Goal
Give only the number of lines where "title" occurs.

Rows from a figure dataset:
________
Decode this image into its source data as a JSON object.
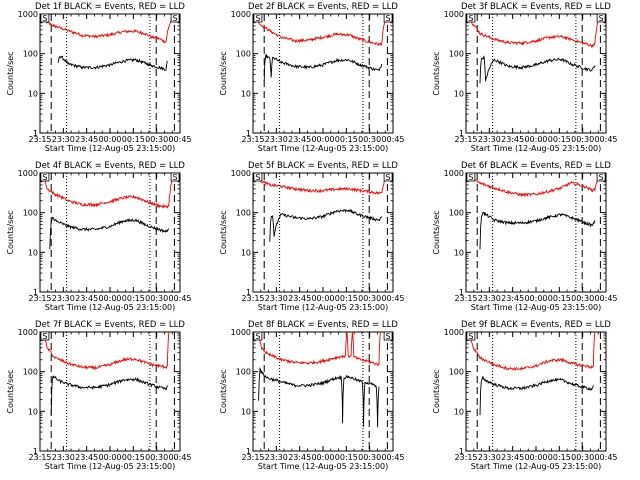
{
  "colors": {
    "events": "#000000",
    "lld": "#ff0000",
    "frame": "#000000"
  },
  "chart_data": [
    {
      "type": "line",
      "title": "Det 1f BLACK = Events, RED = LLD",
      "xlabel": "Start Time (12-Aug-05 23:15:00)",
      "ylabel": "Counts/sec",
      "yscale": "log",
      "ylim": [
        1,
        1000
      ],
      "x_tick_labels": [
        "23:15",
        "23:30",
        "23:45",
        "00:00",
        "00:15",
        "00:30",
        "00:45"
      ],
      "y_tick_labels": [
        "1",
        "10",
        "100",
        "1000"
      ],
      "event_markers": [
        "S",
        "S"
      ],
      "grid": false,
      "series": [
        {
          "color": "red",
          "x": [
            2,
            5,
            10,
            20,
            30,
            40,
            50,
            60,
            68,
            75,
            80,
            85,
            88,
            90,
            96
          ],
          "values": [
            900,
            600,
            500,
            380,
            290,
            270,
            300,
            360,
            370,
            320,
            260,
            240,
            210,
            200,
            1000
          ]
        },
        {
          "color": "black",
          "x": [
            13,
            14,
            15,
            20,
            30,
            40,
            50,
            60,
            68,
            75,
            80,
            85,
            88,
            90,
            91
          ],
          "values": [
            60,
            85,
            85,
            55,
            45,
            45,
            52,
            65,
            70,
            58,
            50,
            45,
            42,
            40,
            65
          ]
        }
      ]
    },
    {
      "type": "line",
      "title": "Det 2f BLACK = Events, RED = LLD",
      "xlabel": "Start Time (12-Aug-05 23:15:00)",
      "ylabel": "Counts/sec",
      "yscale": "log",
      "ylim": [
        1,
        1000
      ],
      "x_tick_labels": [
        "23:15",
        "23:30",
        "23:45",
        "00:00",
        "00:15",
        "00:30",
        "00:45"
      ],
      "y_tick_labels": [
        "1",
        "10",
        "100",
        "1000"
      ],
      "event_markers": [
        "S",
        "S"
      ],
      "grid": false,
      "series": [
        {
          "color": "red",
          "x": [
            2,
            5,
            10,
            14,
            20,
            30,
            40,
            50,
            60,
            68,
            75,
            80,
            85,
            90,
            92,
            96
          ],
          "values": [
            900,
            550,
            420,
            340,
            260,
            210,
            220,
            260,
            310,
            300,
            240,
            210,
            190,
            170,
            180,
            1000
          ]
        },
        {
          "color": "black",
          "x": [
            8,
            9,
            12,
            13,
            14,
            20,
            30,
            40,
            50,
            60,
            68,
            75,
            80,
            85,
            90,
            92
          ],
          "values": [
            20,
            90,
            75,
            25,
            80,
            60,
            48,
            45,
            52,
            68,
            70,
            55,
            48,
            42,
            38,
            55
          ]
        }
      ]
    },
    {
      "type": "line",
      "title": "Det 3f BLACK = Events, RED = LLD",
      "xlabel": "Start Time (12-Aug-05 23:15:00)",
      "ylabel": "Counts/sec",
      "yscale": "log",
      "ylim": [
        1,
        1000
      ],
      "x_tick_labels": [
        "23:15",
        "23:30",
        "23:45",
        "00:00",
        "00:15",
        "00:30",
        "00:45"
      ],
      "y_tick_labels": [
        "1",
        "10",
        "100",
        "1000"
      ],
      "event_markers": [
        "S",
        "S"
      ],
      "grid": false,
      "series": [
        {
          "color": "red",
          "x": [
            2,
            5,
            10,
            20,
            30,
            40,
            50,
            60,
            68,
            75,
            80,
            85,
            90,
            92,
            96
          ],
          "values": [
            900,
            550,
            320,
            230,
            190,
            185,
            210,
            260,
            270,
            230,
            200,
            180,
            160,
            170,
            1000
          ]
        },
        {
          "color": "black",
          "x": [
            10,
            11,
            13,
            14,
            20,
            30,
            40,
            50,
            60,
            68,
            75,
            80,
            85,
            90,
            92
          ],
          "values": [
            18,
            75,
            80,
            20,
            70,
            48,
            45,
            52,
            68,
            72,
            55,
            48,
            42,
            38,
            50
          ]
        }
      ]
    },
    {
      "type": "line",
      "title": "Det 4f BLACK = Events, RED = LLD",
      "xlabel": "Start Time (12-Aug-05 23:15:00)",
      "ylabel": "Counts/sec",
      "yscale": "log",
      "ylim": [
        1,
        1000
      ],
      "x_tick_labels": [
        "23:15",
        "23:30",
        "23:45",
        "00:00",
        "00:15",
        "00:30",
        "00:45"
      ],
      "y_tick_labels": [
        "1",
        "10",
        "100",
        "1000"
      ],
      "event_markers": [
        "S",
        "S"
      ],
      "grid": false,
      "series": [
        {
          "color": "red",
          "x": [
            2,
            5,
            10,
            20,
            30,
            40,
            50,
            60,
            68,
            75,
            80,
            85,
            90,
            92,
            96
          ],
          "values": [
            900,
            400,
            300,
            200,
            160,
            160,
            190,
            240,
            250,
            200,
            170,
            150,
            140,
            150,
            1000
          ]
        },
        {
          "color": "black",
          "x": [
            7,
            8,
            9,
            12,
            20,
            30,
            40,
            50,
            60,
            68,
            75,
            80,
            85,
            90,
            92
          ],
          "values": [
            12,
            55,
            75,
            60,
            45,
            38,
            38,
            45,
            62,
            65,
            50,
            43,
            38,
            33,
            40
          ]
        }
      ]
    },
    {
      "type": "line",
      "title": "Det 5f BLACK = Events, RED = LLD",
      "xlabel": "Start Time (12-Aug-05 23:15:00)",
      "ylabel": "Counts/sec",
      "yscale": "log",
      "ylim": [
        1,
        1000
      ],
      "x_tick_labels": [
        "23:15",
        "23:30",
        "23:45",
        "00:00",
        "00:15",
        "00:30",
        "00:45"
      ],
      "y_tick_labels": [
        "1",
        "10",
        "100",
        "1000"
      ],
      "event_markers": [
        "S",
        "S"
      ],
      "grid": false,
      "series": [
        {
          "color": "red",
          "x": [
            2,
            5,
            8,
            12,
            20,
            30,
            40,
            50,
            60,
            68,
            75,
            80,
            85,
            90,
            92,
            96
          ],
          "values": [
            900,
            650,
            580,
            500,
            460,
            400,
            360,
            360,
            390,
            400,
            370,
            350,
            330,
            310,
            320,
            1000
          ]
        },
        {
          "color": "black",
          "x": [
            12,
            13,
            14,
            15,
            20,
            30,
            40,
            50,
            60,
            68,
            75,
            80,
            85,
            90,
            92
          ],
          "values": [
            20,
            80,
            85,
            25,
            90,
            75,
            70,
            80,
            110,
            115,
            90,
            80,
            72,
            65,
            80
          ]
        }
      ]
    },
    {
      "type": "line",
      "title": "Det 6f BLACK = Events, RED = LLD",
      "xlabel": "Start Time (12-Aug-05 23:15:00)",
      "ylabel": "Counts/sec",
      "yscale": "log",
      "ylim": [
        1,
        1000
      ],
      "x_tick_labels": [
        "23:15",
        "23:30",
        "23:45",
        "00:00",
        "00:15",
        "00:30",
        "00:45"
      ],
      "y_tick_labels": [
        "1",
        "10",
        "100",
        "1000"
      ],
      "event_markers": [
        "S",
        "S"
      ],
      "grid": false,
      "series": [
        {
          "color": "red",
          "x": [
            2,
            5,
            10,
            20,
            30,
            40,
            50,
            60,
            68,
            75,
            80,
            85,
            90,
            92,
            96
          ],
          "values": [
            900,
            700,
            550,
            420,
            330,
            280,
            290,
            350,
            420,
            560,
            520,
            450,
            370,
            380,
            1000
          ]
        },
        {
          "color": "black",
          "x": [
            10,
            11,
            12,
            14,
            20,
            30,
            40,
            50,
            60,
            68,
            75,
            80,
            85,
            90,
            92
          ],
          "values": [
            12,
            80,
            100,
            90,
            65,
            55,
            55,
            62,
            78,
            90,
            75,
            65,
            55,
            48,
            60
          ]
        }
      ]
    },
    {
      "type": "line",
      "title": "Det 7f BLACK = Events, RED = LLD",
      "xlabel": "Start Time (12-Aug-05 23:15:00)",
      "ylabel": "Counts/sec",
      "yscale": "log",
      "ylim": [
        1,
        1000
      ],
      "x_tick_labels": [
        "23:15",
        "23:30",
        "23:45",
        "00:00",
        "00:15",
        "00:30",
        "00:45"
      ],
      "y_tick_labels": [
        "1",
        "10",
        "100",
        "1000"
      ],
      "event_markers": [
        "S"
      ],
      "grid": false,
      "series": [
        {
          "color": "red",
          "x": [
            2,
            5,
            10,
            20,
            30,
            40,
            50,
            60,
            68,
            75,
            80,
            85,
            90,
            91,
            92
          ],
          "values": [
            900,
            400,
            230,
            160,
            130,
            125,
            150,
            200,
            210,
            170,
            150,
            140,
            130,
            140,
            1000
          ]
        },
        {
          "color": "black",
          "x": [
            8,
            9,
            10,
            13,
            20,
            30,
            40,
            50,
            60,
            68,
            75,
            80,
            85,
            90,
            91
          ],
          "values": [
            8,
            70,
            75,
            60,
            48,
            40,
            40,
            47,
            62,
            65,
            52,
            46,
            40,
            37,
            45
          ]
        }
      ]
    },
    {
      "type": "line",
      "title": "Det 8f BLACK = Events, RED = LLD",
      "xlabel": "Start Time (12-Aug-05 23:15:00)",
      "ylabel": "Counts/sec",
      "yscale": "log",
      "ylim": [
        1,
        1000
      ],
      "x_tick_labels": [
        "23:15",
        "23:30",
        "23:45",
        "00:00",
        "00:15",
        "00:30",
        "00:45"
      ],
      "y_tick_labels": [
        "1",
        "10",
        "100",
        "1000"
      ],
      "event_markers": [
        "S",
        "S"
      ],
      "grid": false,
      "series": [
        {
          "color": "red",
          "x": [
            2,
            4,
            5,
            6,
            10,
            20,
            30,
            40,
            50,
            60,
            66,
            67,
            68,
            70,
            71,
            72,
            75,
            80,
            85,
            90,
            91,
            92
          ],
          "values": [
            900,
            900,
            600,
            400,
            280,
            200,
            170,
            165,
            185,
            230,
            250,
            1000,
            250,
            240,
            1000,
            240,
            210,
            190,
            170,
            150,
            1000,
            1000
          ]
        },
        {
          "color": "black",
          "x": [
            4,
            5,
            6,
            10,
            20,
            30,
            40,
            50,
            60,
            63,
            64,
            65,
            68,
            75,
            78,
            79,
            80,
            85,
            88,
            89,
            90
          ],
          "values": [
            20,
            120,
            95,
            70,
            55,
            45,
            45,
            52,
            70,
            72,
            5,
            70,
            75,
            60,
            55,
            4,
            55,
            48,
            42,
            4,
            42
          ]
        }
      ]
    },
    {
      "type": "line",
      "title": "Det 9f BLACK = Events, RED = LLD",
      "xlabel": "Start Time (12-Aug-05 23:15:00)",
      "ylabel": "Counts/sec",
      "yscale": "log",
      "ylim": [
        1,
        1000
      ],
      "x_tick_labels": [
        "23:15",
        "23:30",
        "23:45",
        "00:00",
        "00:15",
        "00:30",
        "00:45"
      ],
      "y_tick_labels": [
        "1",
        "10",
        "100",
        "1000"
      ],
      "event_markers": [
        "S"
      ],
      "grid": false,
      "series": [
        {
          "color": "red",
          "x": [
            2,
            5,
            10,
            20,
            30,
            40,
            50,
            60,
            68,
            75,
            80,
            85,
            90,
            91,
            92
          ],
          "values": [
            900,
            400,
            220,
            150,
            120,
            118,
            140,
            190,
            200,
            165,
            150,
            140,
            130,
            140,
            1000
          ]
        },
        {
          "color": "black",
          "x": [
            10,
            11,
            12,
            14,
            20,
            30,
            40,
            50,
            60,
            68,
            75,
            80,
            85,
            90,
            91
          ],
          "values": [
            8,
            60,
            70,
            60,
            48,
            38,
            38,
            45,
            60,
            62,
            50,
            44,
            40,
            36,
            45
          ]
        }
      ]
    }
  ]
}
________
Written answer
9